* start *
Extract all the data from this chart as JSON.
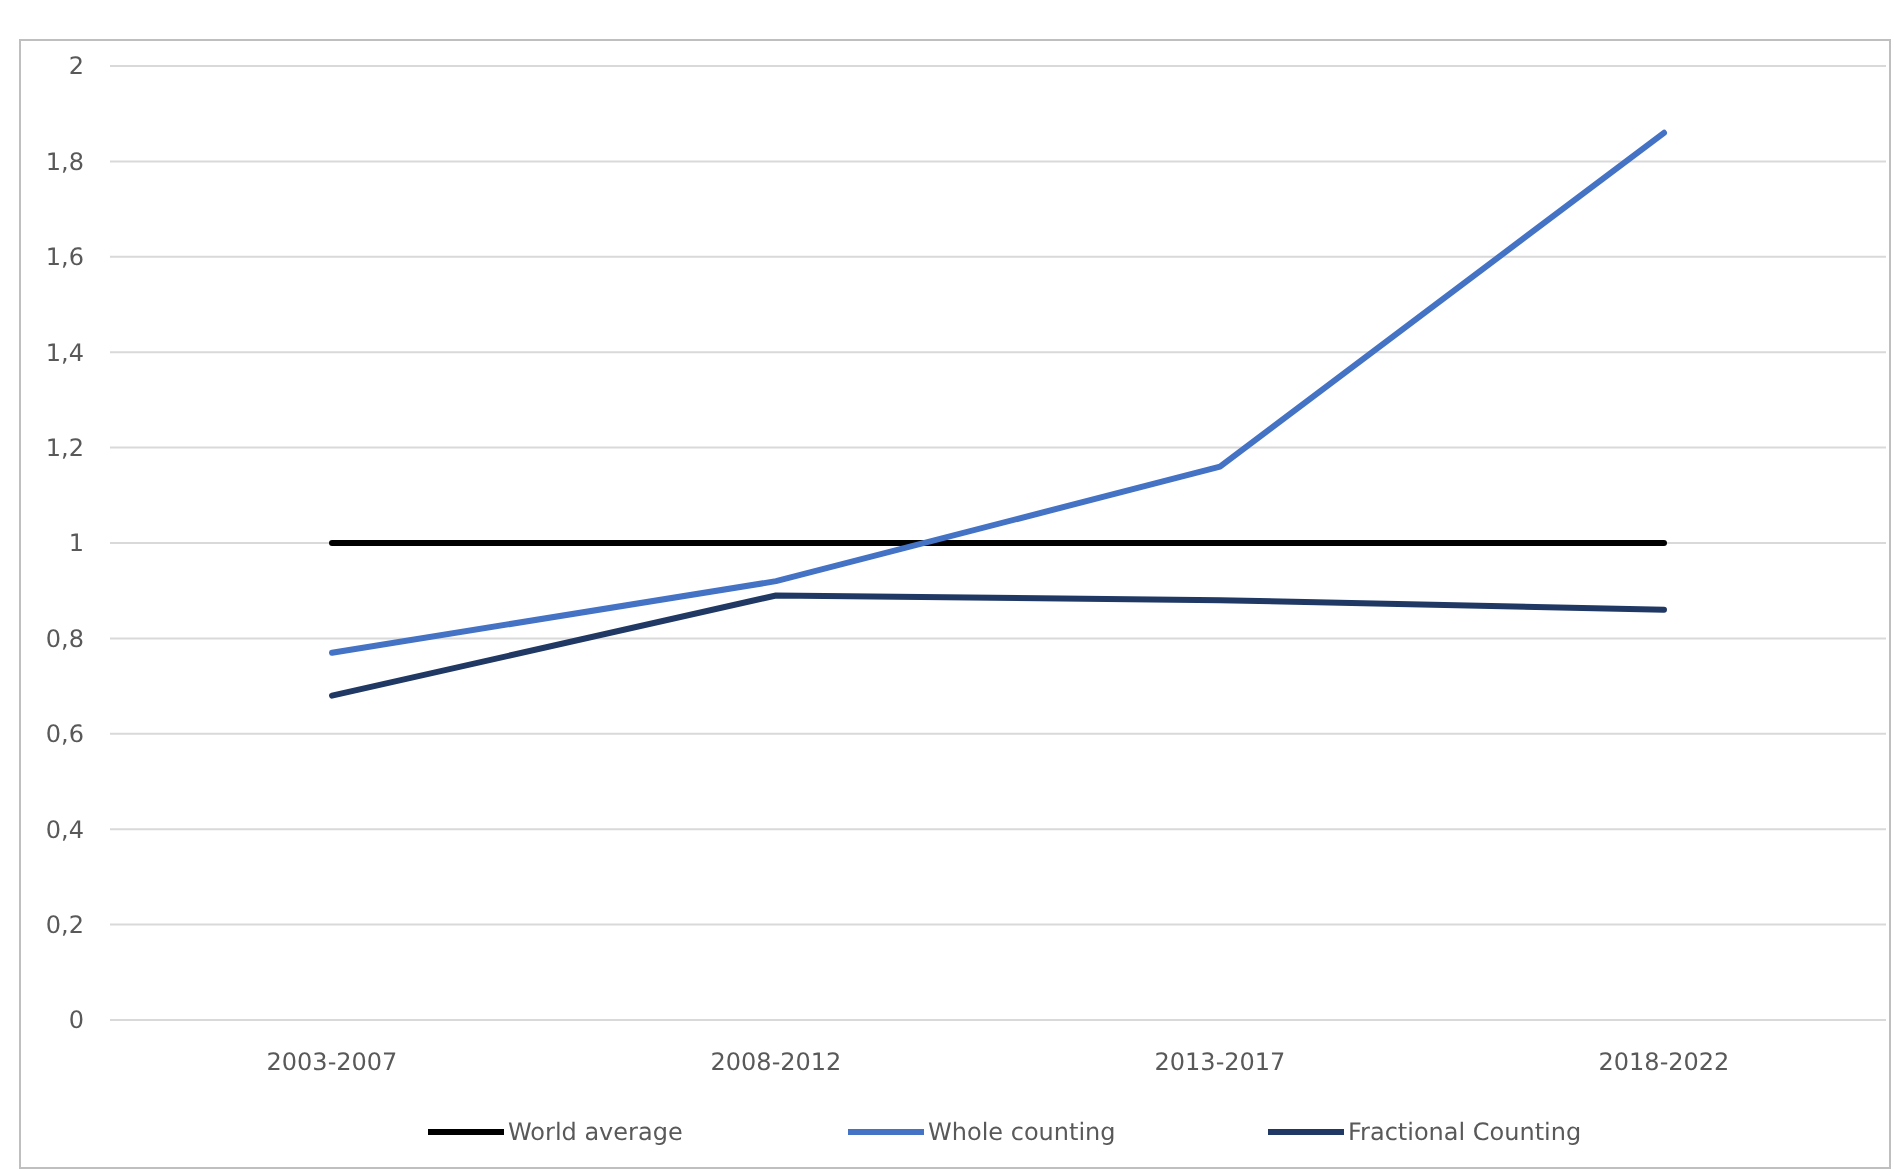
{
  "chart_data": {
    "type": "line",
    "categories": [
      "2003-2007",
      "2008-2012",
      "2013-2017",
      "2018-2022"
    ],
    "series": [
      {
        "name": "World average",
        "color": "#000000",
        "values": [
          1,
          1,
          1,
          1
        ]
      },
      {
        "name": "Whole counting",
        "color": "#4472c4",
        "values": [
          0.77,
          0.92,
          1.16,
          1.86
        ]
      },
      {
        "name": "Fractional Counting",
        "color": "#203864",
        "values": [
          0.68,
          0.89,
          0.88,
          0.86
        ]
      }
    ],
    "ylim": [
      0,
      2
    ],
    "yticks": [
      {
        "value": 0,
        "label": "0"
      },
      {
        "value": 0.2,
        "label": "0,2"
      },
      {
        "value": 0.4,
        "label": "0,4"
      },
      {
        "value": 0.6,
        "label": "0,6"
      },
      {
        "value": 0.8,
        "label": "0,8"
      },
      {
        "value": 1,
        "label": "1"
      },
      {
        "value": 1.2,
        "label": "1,2"
      },
      {
        "value": 1.4,
        "label": "1,4"
      },
      {
        "value": 1.6,
        "label": "1,6"
      },
      {
        "value": 1.8,
        "label": "1,8"
      },
      {
        "value": 2,
        "label": "2"
      }
    ],
    "grid": "y",
    "legend": "bottom",
    "marker": "none",
    "line_style": "solid"
  }
}
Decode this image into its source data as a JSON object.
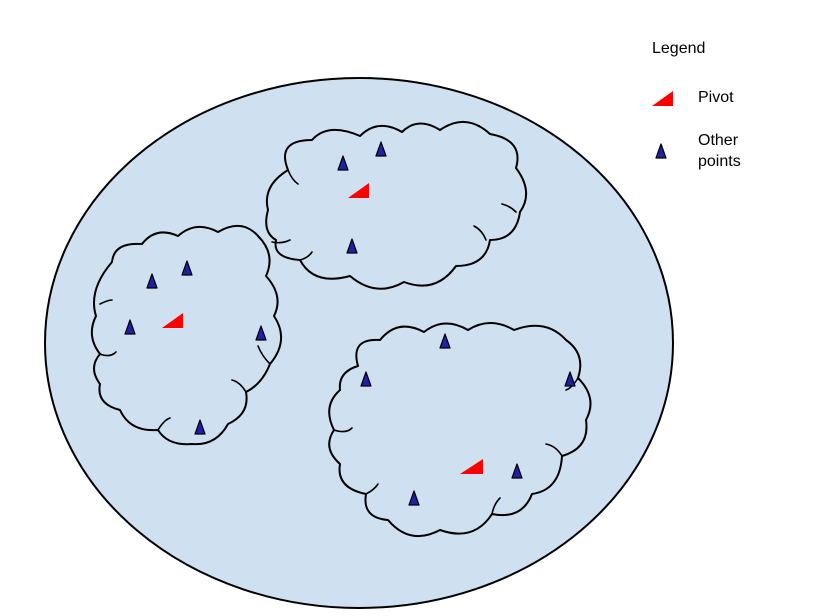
{
  "legend": {
    "title": "Legend",
    "pivot_label": "Pivot",
    "other_label_line1": "Other",
    "other_label_line2": "points"
  },
  "colors": {
    "background_region": "#cfe0f1",
    "pivot": "#ff0000",
    "other_points": "#1f1fa8",
    "outline": "#000000"
  },
  "icons": {
    "pivot": "red-right-triangle-icon",
    "other_point": "blue-triangle-icon"
  },
  "clusters": [
    {
      "name": "upper-right-cluster",
      "pivot_count": 1,
      "other_point_count": 3
    },
    {
      "name": "left-cluster",
      "pivot_count": 1,
      "other_point_count": 5
    },
    {
      "name": "lower-right-cluster",
      "pivot_count": 1,
      "other_point_count": 5
    }
  ]
}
* end *
◆ **DIRECTIONS FOR THIS TASK**: Transcribe each entry above exactly, apart from the pictures.

◆ **ANSWER TO THIS EXERCISE**:
Extract all the data from this chart as JSON.
{
  "chart_data": {
    "type": "line",
    "categories": [
      "2003-2007",
      "2008-2012",
      "2013-2017",
      "2018-2022"
    ],
    "series": [
      {
        "name": "World average",
        "color": "#000000",
        "values": [
          1,
          1,
          1,
          1
        ]
      },
      {
        "name": "Whole counting",
        "color": "#4472c4",
        "values": [
          0.77,
          0.92,
          1.16,
          1.86
        ]
      },
      {
        "name": "Fractional Counting",
        "color": "#203864",
        "values": [
          0.68,
          0.89,
          0.88,
          0.86
        ]
      }
    ],
    "ylim": [
      0,
      2
    ],
    "yticks": [
      {
        "value": 0,
        "label": "0"
      },
      {
        "value": 0.2,
        "label": "0,2"
      },
      {
        "value": 0.4,
        "label": "0,4"
      },
      {
        "value": 0.6,
        "label": "0,6"
      },
      {
        "value": 0.8,
        "label": "0,8"
      },
      {
        "value": 1,
        "label": "1"
      },
      {
        "value": 1.2,
        "label": "1,2"
      },
      {
        "value": 1.4,
        "label": "1,4"
      },
      {
        "value": 1.6,
        "label": "1,6"
      },
      {
        "value": 1.8,
        "label": "1,8"
      },
      {
        "value": 2,
        "label": "2"
      }
    ],
    "grid": "y",
    "legend": "bottom",
    "marker": "none",
    "line_style": "solid"
  }
}
Decode this image into its source data as a JSON object.
{
  "legend": {
    "title": "Legend",
    "pivot_label": "Pivot",
    "other_label_line1": "Other",
    "other_label_line2": "points"
  },
  "colors": {
    "background_region": "#cfe0f1",
    "pivot": "#ff0000",
    "other_points": "#1f1fa8",
    "outline": "#000000"
  },
  "icons": {
    "pivot": "red-right-triangle-icon",
    "other_point": "blue-triangle-icon"
  },
  "clusters": [
    {
      "name": "upper-right-cluster",
      "pivot_count": 1,
      "other_point_count": 3
    },
    {
      "name": "left-cluster",
      "pivot_count": 1,
      "other_point_count": 5
    },
    {
      "name": "lower-right-cluster",
      "pivot_count": 1,
      "other_point_count": 5
    }
  ]
}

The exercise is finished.